## WHAT IS ASKED:
Copy out only the lines from the line with "sunrise-icon: ★ xyxy=(359,464,372,480)" to the line with "sunrise-icon: ★ xyxy=(53,464,65,480)", switching every "low-tide-point" to "tide-minimum" and leaving all else unchanged.

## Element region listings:
==========
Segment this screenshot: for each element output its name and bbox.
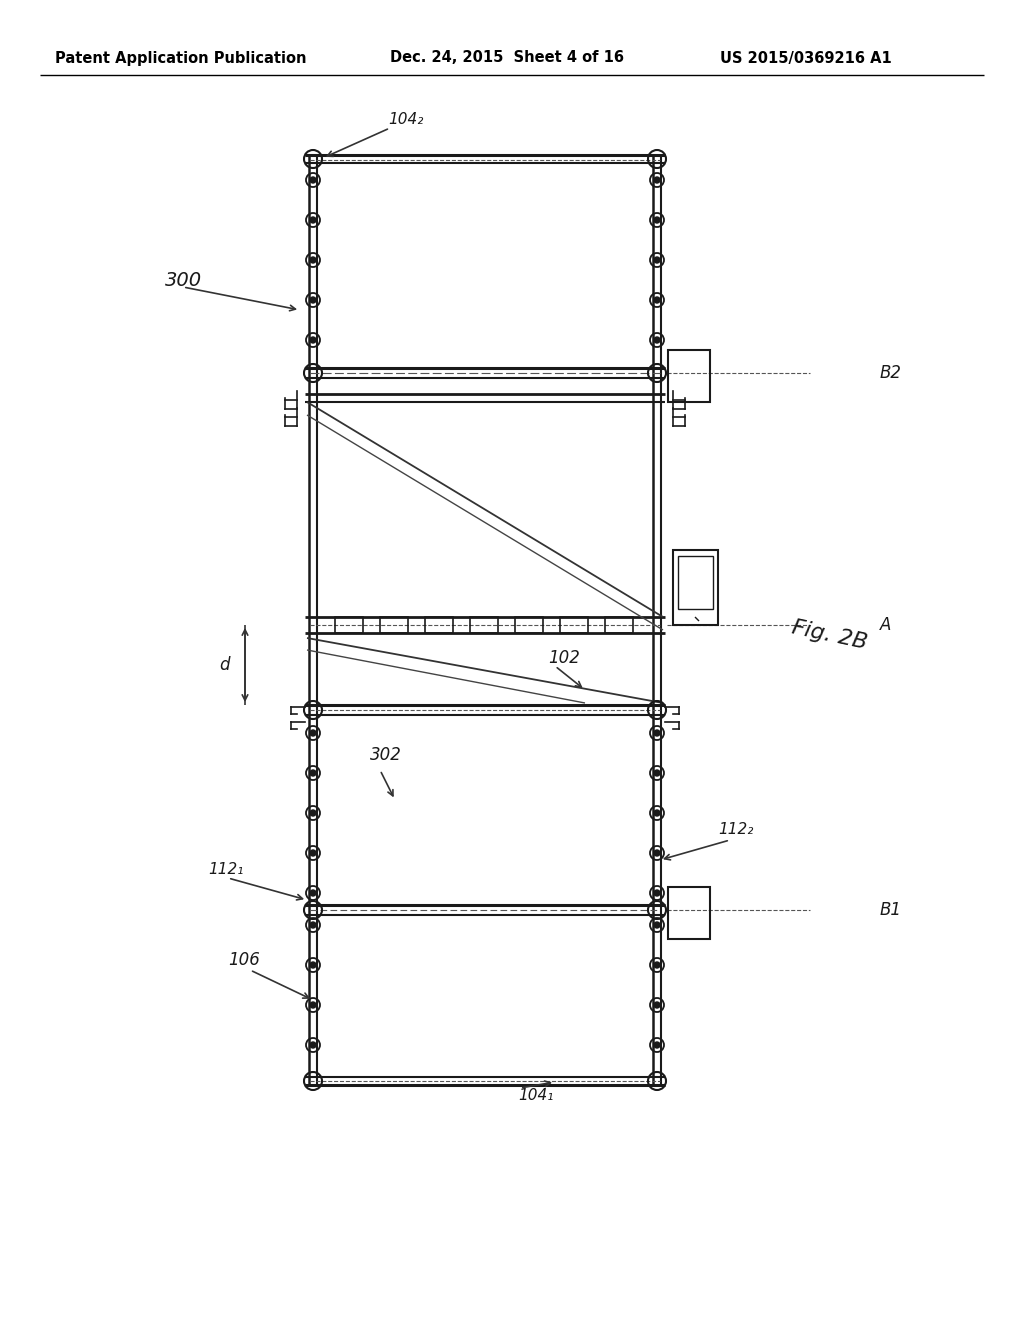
Circle shape [310, 297, 316, 304]
Circle shape [654, 730, 660, 737]
Text: B2: B2 [880, 364, 902, 381]
Circle shape [310, 257, 316, 263]
Text: 106: 106 [228, 950, 260, 969]
Bar [605, 616, 633, 634]
Circle shape [310, 921, 316, 928]
Text: 112₂: 112₂ [718, 822, 754, 837]
Bar [678, 556, 713, 609]
Circle shape [654, 1002, 660, 1008]
Text: 112₁: 112₁ [208, 862, 244, 878]
Circle shape [654, 216, 660, 223]
Bar [668, 887, 710, 939]
Circle shape [654, 257, 660, 263]
Circle shape [310, 962, 316, 968]
Circle shape [654, 962, 660, 968]
Circle shape [310, 810, 316, 816]
Bar [560, 616, 588, 634]
Circle shape [310, 770, 316, 776]
Circle shape [310, 890, 316, 896]
Bar [470, 616, 498, 634]
Circle shape [310, 850, 316, 855]
Text: 104₁: 104₁ [518, 1088, 553, 1102]
Circle shape [654, 1041, 660, 1048]
Circle shape [310, 337, 316, 343]
Circle shape [654, 177, 660, 183]
Bar [380, 616, 408, 634]
Circle shape [654, 337, 660, 343]
Bar [515, 616, 543, 634]
Text: A: A [880, 616, 891, 634]
Circle shape [654, 810, 660, 816]
Text: d: d [219, 656, 230, 675]
Circle shape [310, 730, 316, 737]
Bar [335, 616, 362, 634]
Text: Dec. 24, 2015  Sheet 4 of 16: Dec. 24, 2015 Sheet 4 of 16 [390, 50, 624, 66]
Text: 102: 102 [548, 649, 580, 667]
Circle shape [310, 1002, 316, 1008]
Bar [673, 550, 718, 624]
Circle shape [310, 177, 316, 183]
Circle shape [654, 921, 660, 928]
Circle shape [654, 850, 660, 855]
Circle shape [310, 1041, 316, 1048]
Text: B1: B1 [880, 902, 902, 919]
Bar [668, 350, 710, 403]
Circle shape [654, 770, 660, 776]
Text: Patent Application Publication: Patent Application Publication [55, 50, 306, 66]
Circle shape [654, 297, 660, 304]
Text: 104₂: 104₂ [388, 112, 423, 128]
Bar [425, 616, 453, 634]
Circle shape [654, 890, 660, 896]
Text: 300: 300 [165, 271, 202, 289]
Text: Fig. 2B: Fig. 2B [790, 618, 869, 653]
Text: US 2015/0369216 A1: US 2015/0369216 A1 [720, 50, 892, 66]
Circle shape [310, 216, 316, 223]
Text: 302: 302 [370, 746, 401, 764]
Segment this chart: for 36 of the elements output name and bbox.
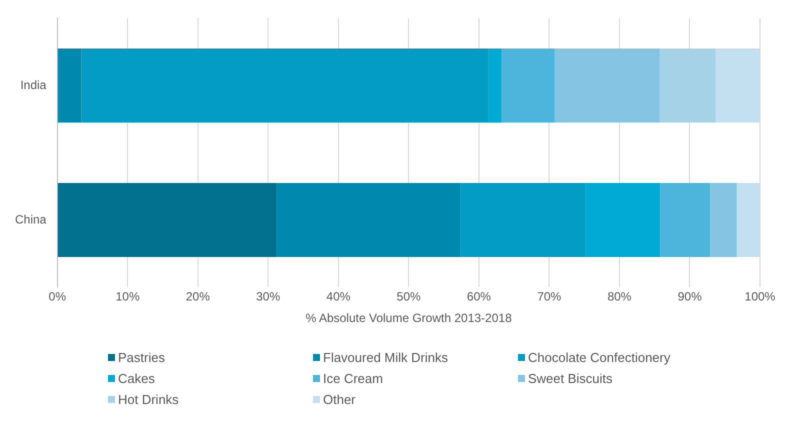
bar [710,182,737,257]
x-tick-label: 70% [537,290,562,304]
x-tick-label: 10% [116,290,140,304]
bar [501,48,555,122]
legend-label: Flavoured Milk Drinks [323,350,448,365]
x-tick-label: 0% [48,290,66,304]
legend-label: Pastries [118,350,165,365]
x-tick-label: 100% [744,290,776,304]
x-tick-label: 80% [607,290,632,304]
legend-label: Cakes [118,371,155,386]
legend-label: Ice Cream [323,371,383,386]
x-tick-label: 50% [396,290,422,304]
x-tick-label: 60% [466,290,492,304]
bar [58,48,82,122]
bar [586,182,660,257]
bar [716,48,760,122]
bar [660,48,716,122]
legend-label: Hot Drinks [118,392,179,407]
x-tick-label: 30% [256,290,280,304]
x-tick-label: 40% [326,290,351,304]
bar [58,182,277,257]
bar [81,48,488,122]
bar [736,182,760,257]
y-tick-label: China [14,212,47,226]
legend-label: Other [323,392,356,407]
legend-label: Sweet Biscuits [528,371,613,386]
bar [660,182,710,257]
bar [554,48,660,122]
bar [488,48,502,122]
x-tick-label: 90% [678,290,702,304]
bar [276,182,461,257]
bar [460,182,586,257]
x-tick-label: 20% [186,290,210,304]
legend-label: Chocolate Confectionery [528,350,670,365]
x-axis-title: % Absolute Volume Growth 2013-2018 [306,311,512,326]
y-tick-label: India [20,78,47,92]
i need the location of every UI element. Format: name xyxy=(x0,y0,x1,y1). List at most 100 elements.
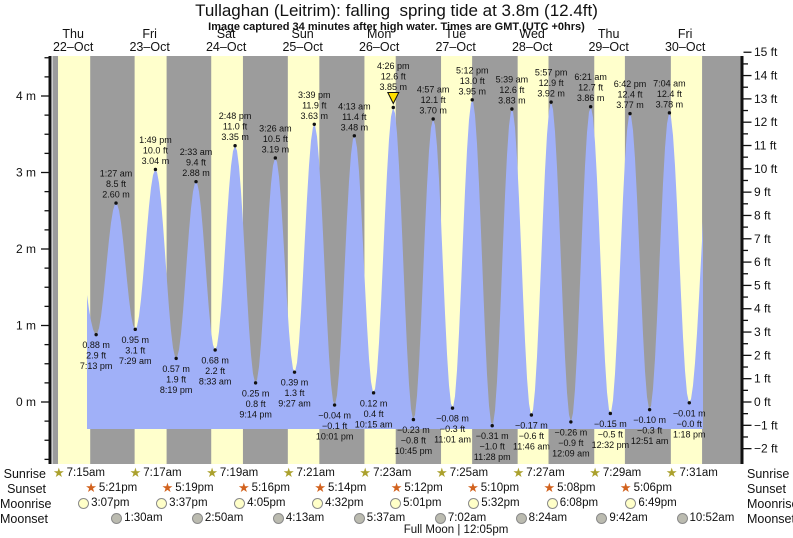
sunrise-icon: ★ xyxy=(359,464,372,480)
low-tide-point: 0.25 m 0.8 ft 9:14 pm xyxy=(239,381,272,419)
tide-curve xyxy=(87,101,703,429)
tide-annotation: 5:12 pm 13.0 ft 3.95 m xyxy=(456,65,489,96)
sunrise-icon: ★ xyxy=(512,464,525,480)
low-tide-point: 0.12 m 0.4 ft 10:15 am xyxy=(355,391,393,429)
tide-annotation: 1:49 pm 10.0 ft 3.04 m xyxy=(139,135,172,166)
tide-dot xyxy=(588,105,593,109)
sunrise-icon: ★ xyxy=(53,464,65,480)
tide-annotation: 4:26 pm 12.6 ft 3.85 m xyxy=(377,61,410,92)
sunrise-time: 7:19am xyxy=(219,467,259,479)
sunset-time: 5:14pm xyxy=(327,482,367,494)
tide-annotation: 0.68 m 2.2 ft 8:33 am xyxy=(199,355,232,386)
moonrise-time: 6:08pm xyxy=(559,497,599,509)
moonset-event: 9:42am xyxy=(596,511,648,525)
day-date: 24–Oct xyxy=(206,40,247,54)
moonset-icon xyxy=(434,512,446,524)
tide-annotation: 5:39 am 12.6 ft 3.83 m xyxy=(496,75,529,106)
moonset-icon xyxy=(353,512,365,524)
tide-annotation: 0.57 m 1.9 ft 8:19 pm xyxy=(160,364,193,395)
sunrise-event: ★ 7:31am xyxy=(666,466,718,480)
tide-annotation: 0.12 m 0.4 ft 10:15 am xyxy=(355,398,393,429)
tide-annotation: −0.10 m −0.3 ft 12:51 am xyxy=(631,415,669,446)
day-name: Wed xyxy=(519,27,545,41)
sunrise-time: 7:21am xyxy=(296,467,335,479)
tide-annotation: −0.26 m −0.9 ft 12:09 am xyxy=(552,427,590,458)
tide-dot xyxy=(292,370,297,374)
tide-dot xyxy=(687,401,691,405)
tide-dot xyxy=(549,100,553,104)
high-tide-point: 3:26 am 10.5 ft 3.19 m xyxy=(259,123,292,160)
high-tide-point: 5:57 pm 12.9 ft 3.92 m xyxy=(535,68,567,104)
high-tide-point: 4:13 am 11.4 ft 3.48 m xyxy=(338,101,371,138)
high-tide-point: 1:49 pm 10.0 ft 3.04 m xyxy=(139,135,172,172)
sunrise-event: ★ 7:19am xyxy=(206,466,258,480)
tide-annotation: 1:27 am 8.5 ft 2.60 m xyxy=(100,169,133,200)
moonrise-event: 3:37pm xyxy=(156,496,208,510)
feet-tick-label: 9 ft xyxy=(754,185,771,199)
sunset-icon: ★ xyxy=(467,479,479,495)
moonrise-event: 3:07pm xyxy=(78,496,129,510)
tide-annotation: 0.95 m 3.1 ft 7:29 am xyxy=(119,335,152,366)
low-tide-point: −0.08 m −0.3 ft 11:01 am xyxy=(434,406,471,445)
tide-annotation: −0.04 m −0.1 ft 10:01 pm xyxy=(316,411,354,442)
low-tide-point: −0.23 m −0.8 ft 10:45 pm xyxy=(395,417,433,456)
sunrise-time: 7:23am xyxy=(373,467,412,479)
sunrise-icon: ★ xyxy=(282,464,295,480)
low-tide-point: −0.26 m −0.9 ft 12:09 am xyxy=(552,420,590,458)
moonset-event: 2:50am xyxy=(191,511,243,525)
tide-annotation: 0.39 m 1.3 ft 9:27 am xyxy=(278,378,311,409)
low-tide-point: −0.04 m −0.1 ft 10:01 pm xyxy=(316,403,354,442)
tide-annotations: 0.88 m 2.9 ft 7:13 pm 1:27 am 8.5 ft 2.60 m 0.… xyxy=(80,61,706,462)
tide-annotation: 2:48 pm 11.0 ft 3.35 m xyxy=(219,111,252,142)
sunset-time: 5:21pm xyxy=(98,482,138,494)
low-tide-point: 0.57 m 1.9 ft 8:19 pm xyxy=(160,356,193,395)
tide-dot xyxy=(114,201,118,205)
sunset-time: 5:16pm xyxy=(251,482,290,494)
tide-dot xyxy=(569,420,573,424)
low-tide-point: −0.01 m −0.0 ft 1:18 pm xyxy=(673,401,706,439)
sunset-icon: ★ xyxy=(619,479,632,495)
low-tide-point: −0.17 m −0.6 ft 11:46 am xyxy=(513,413,550,452)
low-tide-point: −0.31 m −1.0 ft 11:28 pm xyxy=(474,424,511,462)
high-tide-point: 3:39 pm 11.9 ft 3.63 m xyxy=(298,90,331,127)
feet-tick-label: 12 ft xyxy=(754,115,778,129)
tide-dot xyxy=(608,411,613,416)
moonrise-event: 5:32pm xyxy=(468,496,520,510)
tide-dot xyxy=(153,167,158,172)
moonrise-icon xyxy=(546,497,558,509)
sunrise-time: 7:31am xyxy=(679,467,718,479)
low-tide-point: −0.15 m −0.5 ft 12:32 pm xyxy=(592,411,629,450)
sunrise-time: 7:25am xyxy=(449,467,489,479)
tide-annotation: −0.23 m −0.8 ft 10:45 pm xyxy=(395,425,433,456)
feet-tick-label: 8 ft xyxy=(754,208,771,222)
day-date: 22–Oct xyxy=(53,40,94,54)
moonset-event: 1:30am xyxy=(111,511,163,525)
day-name: Sat xyxy=(217,27,236,41)
feet-tick-label: 4 ft xyxy=(754,302,771,316)
high-tide-point: 2:48 pm 11.0 ft 3.35 m xyxy=(219,111,252,148)
sunset-icon: ★ xyxy=(161,479,174,495)
sunrise-time: 7:15am xyxy=(66,467,106,479)
low-tide-point: −0.10 m −0.3 ft 12:51 am xyxy=(631,407,669,446)
high-tide-point: 6:21 am 12.7 ft 3.86 m xyxy=(574,72,607,109)
tide-dot xyxy=(490,424,494,428)
moonset-event: 5:37am xyxy=(353,511,405,525)
moonrise-icon xyxy=(625,497,637,509)
moonset-icon xyxy=(272,512,284,524)
feet-tick-label: 13 ft xyxy=(754,92,778,106)
day-date: 29–Oct xyxy=(588,40,629,54)
moonset-event: 4:13am xyxy=(272,511,324,525)
moonrise-row-label: Moonrise xyxy=(0,497,52,511)
moonset-icon xyxy=(676,512,688,524)
moonrise-icon xyxy=(468,497,480,509)
day-headers: Thu22–OctFri23–OctSat24–OctSun25–OctMon2… xyxy=(53,27,706,54)
sunset-icon: ★ xyxy=(314,479,326,495)
sunrise-time: 7:27am xyxy=(526,467,565,479)
moonset-time: 9:42am xyxy=(609,512,648,524)
tide-annotation: 2:33 am 9.4 ft 2.88 m xyxy=(180,147,213,178)
sunset-event: ★ 5:16pm xyxy=(238,481,290,495)
sunset-row-label-right: Sunset xyxy=(747,482,786,496)
meter-tick-label: 1 m xyxy=(16,319,36,333)
current-time-arrow xyxy=(386,91,400,105)
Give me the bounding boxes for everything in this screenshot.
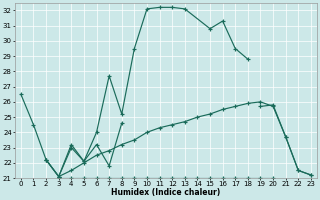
==========
## EXERCISE RESULT:
sunrise-icon: ★ xyxy=(359,464,372,480)
tide-minimum: 0.25 m 0.8 ft 9:14 pm xyxy=(239,381,272,419)
tide-curve xyxy=(87,101,703,429)
tide-annotation: 5:12 pm 13.0 ft 3.95 m xyxy=(456,65,489,96)
sunrise-icon: ★ xyxy=(512,464,525,480)
tide-minimum: 0.12 m 0.4 ft 10:15 am xyxy=(355,391,393,429)
tide-annotation: 1:49 pm 10.0 ft 3.04 m xyxy=(139,135,172,166)
tide-dot xyxy=(588,105,593,109)
sunrise-icon: ★ xyxy=(53,464,65,480)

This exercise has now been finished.